Summarize the passage on Federal Reserve rate increases in two sentences.

— Source document —
:::

Fed Chair Jerome Powell speaks at a conference in Washington following the Fed's March policy meeting. | Samuel Corum/Getty Images

Powell last month suggested that more substantial rate increases could be warranted to help bring down inflation. Federal funds futures markets are already pricing in expectations of another big rate hike — possibly as much as three-quarters of a percentage point, or 75 basis points — at the Fed’s next meeting in June, and another large one at its meeting in July.

Those expectations have helped fuel volatility in financial markets in recent weeks, as investors brace for the possibility that Fed officials may slam the brakes on the economy so hard that they trigger a recession. But the longer it takes to tame inflation, the higher officials may have to raise rates to get it under control.

So is 50 the new 25? That is, should we expect half-percentage-point increases until further notice? And if so, how will Fed officials decide — and importantly, how will they communicate — when it’s time to back off and return to the typical smaller rate increases we’ve seen in recent tightening cycles? On the other side, how will they determine if they need to go for an even bigger rate hike at some future meeting?

It’s on Powell to navigate those tricky questions this week.

:::

— Extracted data —
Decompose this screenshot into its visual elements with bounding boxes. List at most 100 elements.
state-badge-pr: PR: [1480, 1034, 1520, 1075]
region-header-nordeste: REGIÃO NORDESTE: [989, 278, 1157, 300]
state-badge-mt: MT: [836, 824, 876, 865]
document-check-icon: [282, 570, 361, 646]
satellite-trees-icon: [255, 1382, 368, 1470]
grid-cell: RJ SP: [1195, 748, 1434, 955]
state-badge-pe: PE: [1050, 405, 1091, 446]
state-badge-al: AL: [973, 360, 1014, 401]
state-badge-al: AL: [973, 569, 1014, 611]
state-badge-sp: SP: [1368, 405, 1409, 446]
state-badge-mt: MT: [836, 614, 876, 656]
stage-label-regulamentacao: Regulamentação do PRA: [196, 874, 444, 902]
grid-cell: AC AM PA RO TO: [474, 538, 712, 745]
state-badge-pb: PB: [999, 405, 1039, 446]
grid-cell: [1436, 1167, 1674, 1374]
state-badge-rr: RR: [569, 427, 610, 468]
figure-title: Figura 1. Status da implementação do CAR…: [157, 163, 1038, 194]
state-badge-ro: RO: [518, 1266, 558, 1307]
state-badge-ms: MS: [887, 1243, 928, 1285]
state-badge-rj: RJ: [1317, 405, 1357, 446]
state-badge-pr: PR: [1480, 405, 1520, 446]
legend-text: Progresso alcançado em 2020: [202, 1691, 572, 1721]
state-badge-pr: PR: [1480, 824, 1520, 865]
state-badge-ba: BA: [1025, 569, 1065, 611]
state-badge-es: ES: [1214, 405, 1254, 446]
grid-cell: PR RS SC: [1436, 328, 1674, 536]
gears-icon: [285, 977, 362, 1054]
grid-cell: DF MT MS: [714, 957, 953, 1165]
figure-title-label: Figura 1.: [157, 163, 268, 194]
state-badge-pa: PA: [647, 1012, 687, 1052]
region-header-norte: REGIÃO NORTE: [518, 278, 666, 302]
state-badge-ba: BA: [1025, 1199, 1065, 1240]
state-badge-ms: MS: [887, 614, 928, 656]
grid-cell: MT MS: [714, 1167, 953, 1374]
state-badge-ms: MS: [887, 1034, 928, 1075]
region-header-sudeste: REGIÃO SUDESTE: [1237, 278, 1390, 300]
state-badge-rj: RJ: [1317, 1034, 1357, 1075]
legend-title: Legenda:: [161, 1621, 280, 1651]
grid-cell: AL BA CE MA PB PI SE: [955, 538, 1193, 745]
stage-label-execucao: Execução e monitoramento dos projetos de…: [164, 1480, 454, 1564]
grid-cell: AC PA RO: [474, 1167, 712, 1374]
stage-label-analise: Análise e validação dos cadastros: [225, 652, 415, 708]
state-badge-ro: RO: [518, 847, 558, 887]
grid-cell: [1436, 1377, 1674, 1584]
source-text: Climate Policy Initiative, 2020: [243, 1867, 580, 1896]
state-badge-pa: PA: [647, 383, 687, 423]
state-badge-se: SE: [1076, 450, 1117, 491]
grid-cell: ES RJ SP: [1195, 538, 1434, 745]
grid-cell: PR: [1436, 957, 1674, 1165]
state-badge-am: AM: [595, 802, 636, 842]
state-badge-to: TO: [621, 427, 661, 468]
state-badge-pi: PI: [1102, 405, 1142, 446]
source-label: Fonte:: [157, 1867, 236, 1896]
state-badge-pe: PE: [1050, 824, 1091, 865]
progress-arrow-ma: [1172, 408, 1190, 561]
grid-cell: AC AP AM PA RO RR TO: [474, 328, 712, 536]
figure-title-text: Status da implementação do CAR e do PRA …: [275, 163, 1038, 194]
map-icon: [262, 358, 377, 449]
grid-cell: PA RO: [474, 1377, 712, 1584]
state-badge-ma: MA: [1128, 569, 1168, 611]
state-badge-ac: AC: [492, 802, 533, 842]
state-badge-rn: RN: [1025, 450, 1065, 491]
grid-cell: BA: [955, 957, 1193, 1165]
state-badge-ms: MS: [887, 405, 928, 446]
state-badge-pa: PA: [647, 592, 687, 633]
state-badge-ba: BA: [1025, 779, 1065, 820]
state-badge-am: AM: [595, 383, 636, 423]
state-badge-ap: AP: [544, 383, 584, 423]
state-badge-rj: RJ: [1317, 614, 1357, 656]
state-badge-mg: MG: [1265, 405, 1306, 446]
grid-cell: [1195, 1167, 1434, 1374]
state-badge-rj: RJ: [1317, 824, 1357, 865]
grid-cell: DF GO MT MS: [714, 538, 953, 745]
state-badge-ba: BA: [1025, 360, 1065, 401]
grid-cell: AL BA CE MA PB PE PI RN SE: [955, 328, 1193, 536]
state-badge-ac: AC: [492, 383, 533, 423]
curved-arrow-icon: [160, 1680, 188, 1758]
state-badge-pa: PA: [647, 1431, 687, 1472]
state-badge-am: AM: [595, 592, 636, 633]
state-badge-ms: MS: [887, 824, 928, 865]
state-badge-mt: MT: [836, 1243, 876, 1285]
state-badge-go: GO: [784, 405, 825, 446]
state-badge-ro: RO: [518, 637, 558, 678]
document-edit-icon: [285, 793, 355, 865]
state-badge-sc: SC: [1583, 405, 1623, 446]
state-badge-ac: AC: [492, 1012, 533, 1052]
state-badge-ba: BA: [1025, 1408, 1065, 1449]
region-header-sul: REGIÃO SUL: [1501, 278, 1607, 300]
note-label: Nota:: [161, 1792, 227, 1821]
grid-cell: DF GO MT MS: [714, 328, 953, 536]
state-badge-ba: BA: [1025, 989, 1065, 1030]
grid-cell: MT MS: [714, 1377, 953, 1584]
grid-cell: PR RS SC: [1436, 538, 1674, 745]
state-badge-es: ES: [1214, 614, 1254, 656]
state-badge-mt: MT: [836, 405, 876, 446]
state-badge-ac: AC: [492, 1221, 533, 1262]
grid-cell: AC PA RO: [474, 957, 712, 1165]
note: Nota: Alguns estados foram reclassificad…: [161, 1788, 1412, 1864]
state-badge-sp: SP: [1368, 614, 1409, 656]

:::

— Result —
After Powell suggested last month that larger rate increases could be warranted to bring down inflation, futures markets began pricing in big hikes at the Fed's June and July meetings, and those expectations have fueled market volatility as investors fear a recession. Powell must now address whether half-point increases will continue, how officials will decide and communicate a return to smaller increases, and how they would determine whether an even bigger hike is needed.